▶ **Problem to work on**
From the records below, extract all the text exactly and leave the images behind.

--- Start ---

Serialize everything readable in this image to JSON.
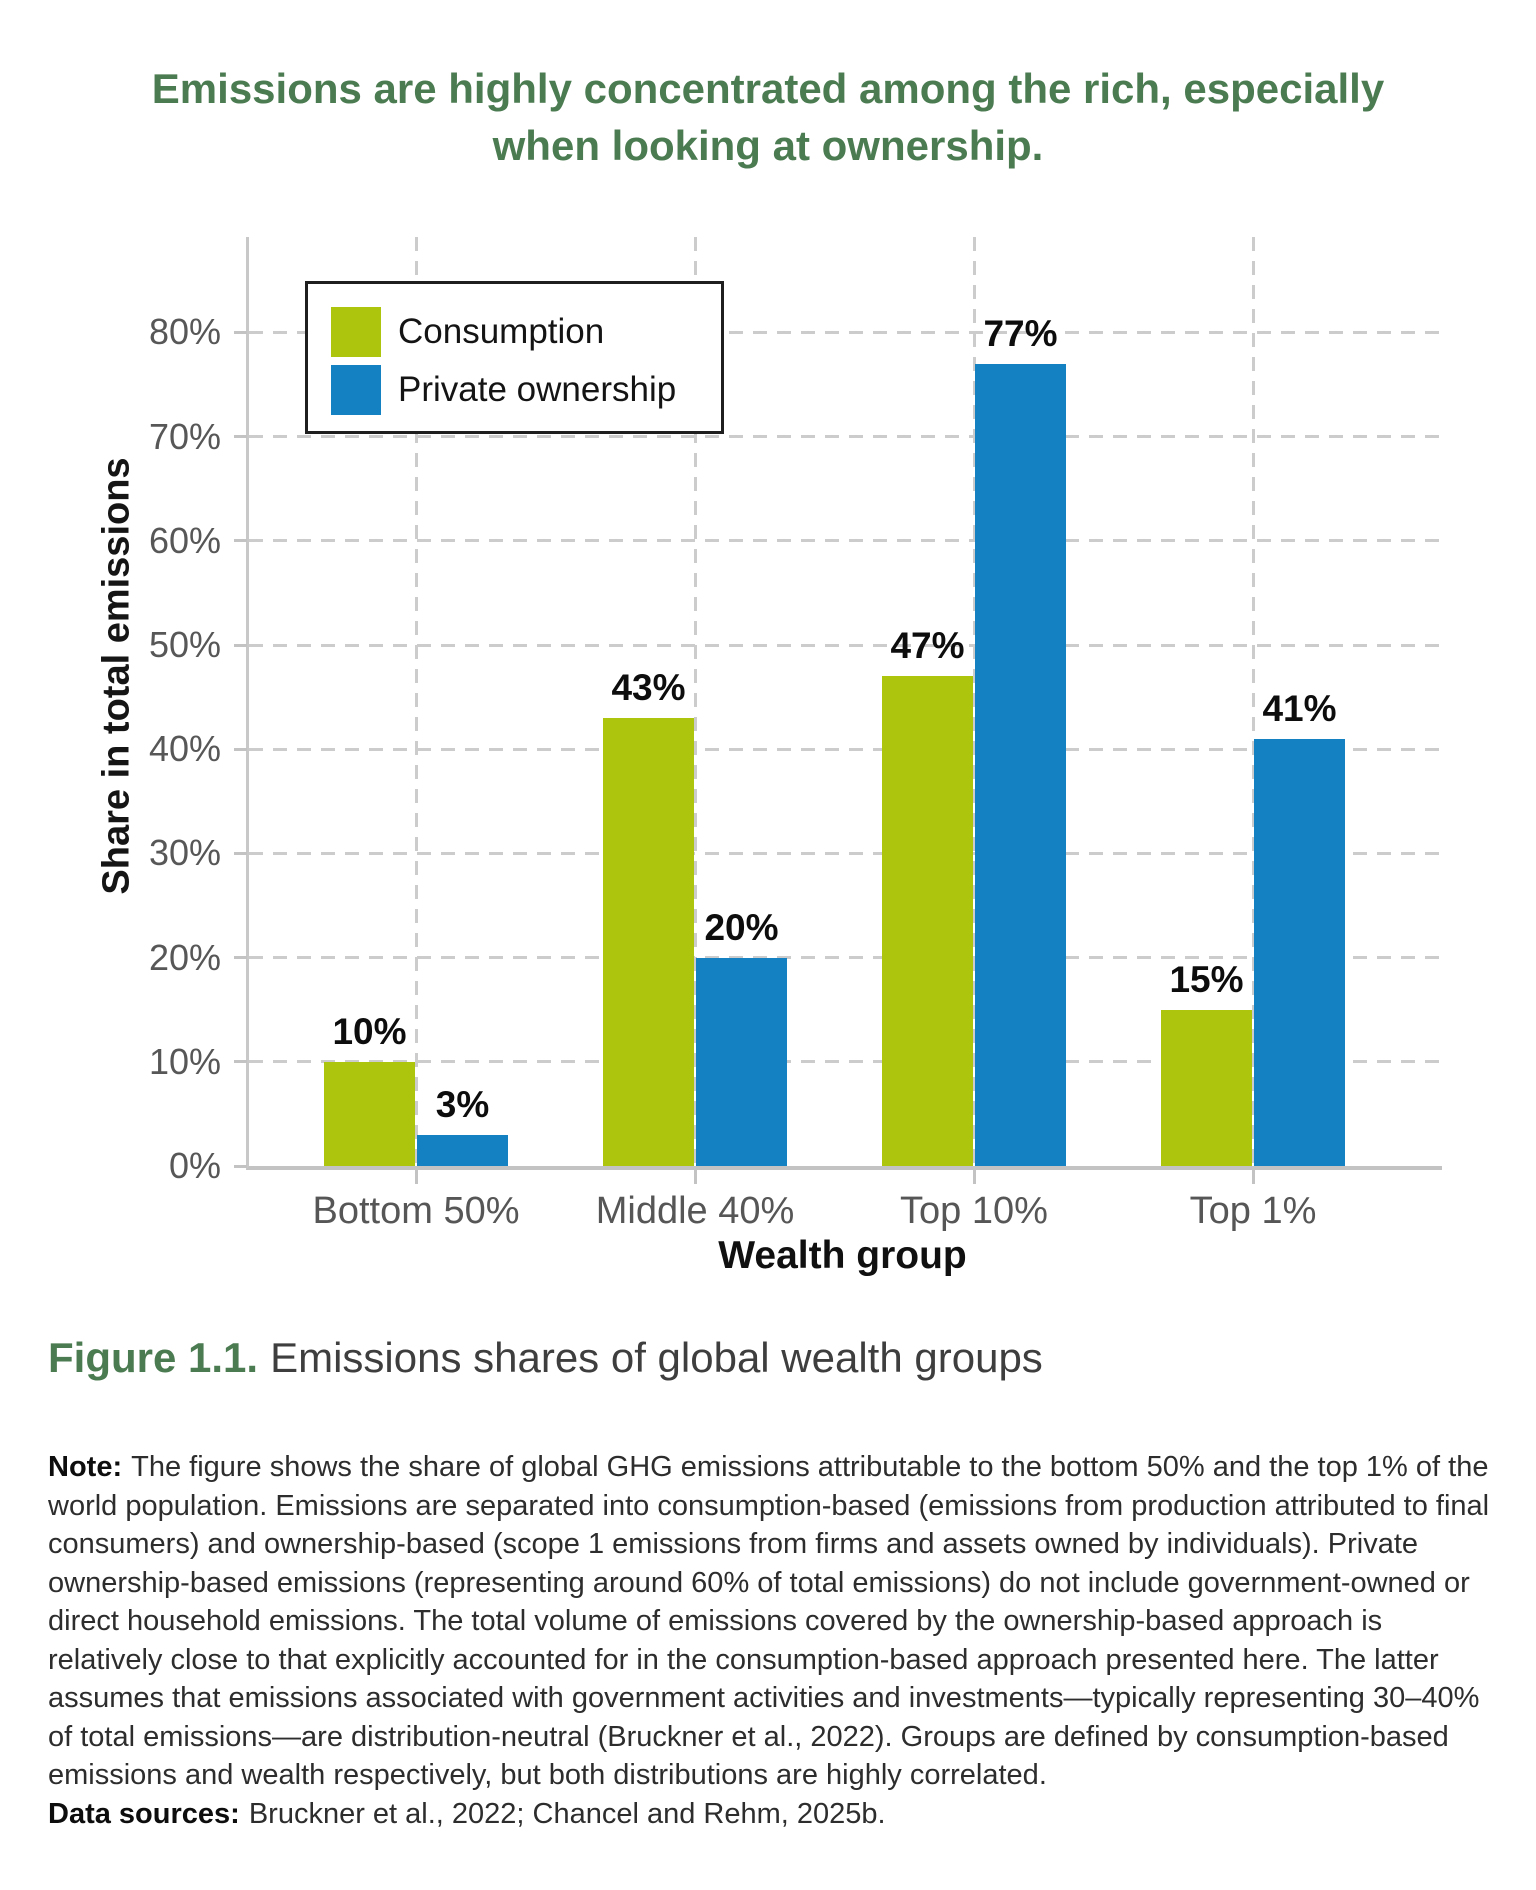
{
  "title": "Emissions are highly concentrated among the rich, especially when looking at ownership.",
  "chart_data": {
    "type": "bar",
    "categories": [
      "Bottom 50%",
      "Middle 40%",
      "Top 10%",
      "Top 1%"
    ],
    "series": [
      {
        "name": "Consumption",
        "color": "#adc60d",
        "values": [
          10,
          43,
          47,
          15
        ]
      },
      {
        "name": "Private ownership",
        "color": "#1481c3",
        "values": [
          3,
          20,
          77,
          41
        ]
      }
    ],
    "xlabel": "Wealth group",
    "ylabel": "Share in total emissions",
    "ylim": [
      0,
      80
    ],
    "ytick_step": 10,
    "ytick_suffix": "%",
    "value_label_suffix": "%",
    "grid": "dashed horizontal gridlines at each 10% and dashed vertical gridlines at category centers",
    "legend_position": "top-left inside plot"
  },
  "caption": {
    "label": "Figure 1.1.",
    "text": "Emissions shares of global wealth groups"
  },
  "note": {
    "label": "Note:",
    "text": "The figure shows the share of global GHG emissions attributable to the bottom 50% and the top 1% of the world population. Emissions are separated into consumption-based (emissions from production attributed to final consumers) and ownership-based (scope 1 emissions from firms and assets owned by individuals). Private ownership-based emissions (representing around 60% of total emissions) do not include government-owned or direct household emissions. The total volume of emissions covered by the ownership-based approach is relatively close to that explicitly accounted for in the consumption-based approach presented here. The latter assumes that emissions associated with government activities and investments—typically representing 30–40% of total emissions—are distribution-neutral (Bruckner et al., 2022). Groups are defined by consumption-based emissions and wealth respectively, but both distributions are highly correlated."
  },
  "sources": {
    "label": "Data sources:",
    "text": "Bruckner et al., 2022; Chancel and Rehm, 2025b."
  },
  "colors": {
    "title_green": "#4b7b51",
    "consumption_green": "#adc60d",
    "ownership_blue": "#1481c3",
    "grid_gray": "#cccccc",
    "axis_gray": "#c3c3c3",
    "tick_text_gray": "#575757",
    "text_black": "#141414"
  }
}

--- End ---

▶ **Task response**
Serialize everything readable in this image to JSON.
{
  "title": "Emissions are highly concentrated among the rich, especially when looking at ownership.",
  "chart_data": {
    "type": "bar",
    "categories": [
      "Bottom 50%",
      "Middle 40%",
      "Top 10%",
      "Top 1%"
    ],
    "series": [
      {
        "name": "Consumption",
        "color": "#adc60d",
        "values": [
          10,
          43,
          47,
          15
        ]
      },
      {
        "name": "Private ownership",
        "color": "#1481c3",
        "values": [
          3,
          20,
          77,
          41
        ]
      }
    ],
    "xlabel": "Wealth group",
    "ylabel": "Share in total emissions",
    "ylim": [
      0,
      80
    ],
    "ytick_step": 10,
    "ytick_suffix": "%",
    "value_label_suffix": "%",
    "grid": "dashed horizontal gridlines at each 10% and dashed vertical gridlines at category centers",
    "legend_position": "top-left inside plot"
  },
  "caption": {
    "label": "Figure 1.1.",
    "text": "Emissions shares of global wealth groups"
  },
  "note": {
    "label": "Note:",
    "text": "The figure shows the share of global GHG emissions attributable to the bottom 50% and the top 1% of the world population. Emissions are separated into consumption-based (emissions from production attributed to final consumers) and ownership-based (scope 1 emissions from firms and assets owned by individuals). Private ownership-based emissions (representing around 60% of total emissions) do not include government-owned or direct household emissions. The total volume of emissions covered by the ownership-based approach is relatively close to that explicitly accounted for in the consumption-based approach presented here. The latter assumes that emissions associated with government activities and investments—typically representing 30–40% of total emissions—are distribution-neutral (Bruckner et al., 2022). Groups are defined by consumption-based emissions and wealth respectively, but both distributions are highly correlated."
  },
  "sources": {
    "label": "Data sources:",
    "text": "Bruckner et al., 2022; Chancel and Rehm, 2025b."
  },
  "colors": {
    "title_green": "#4b7b51",
    "consumption_green": "#adc60d",
    "ownership_blue": "#1481c3",
    "grid_gray": "#cccccc",
    "axis_gray": "#c3c3c3",
    "tick_text_gray": "#575757",
    "text_black": "#141414"
  }
}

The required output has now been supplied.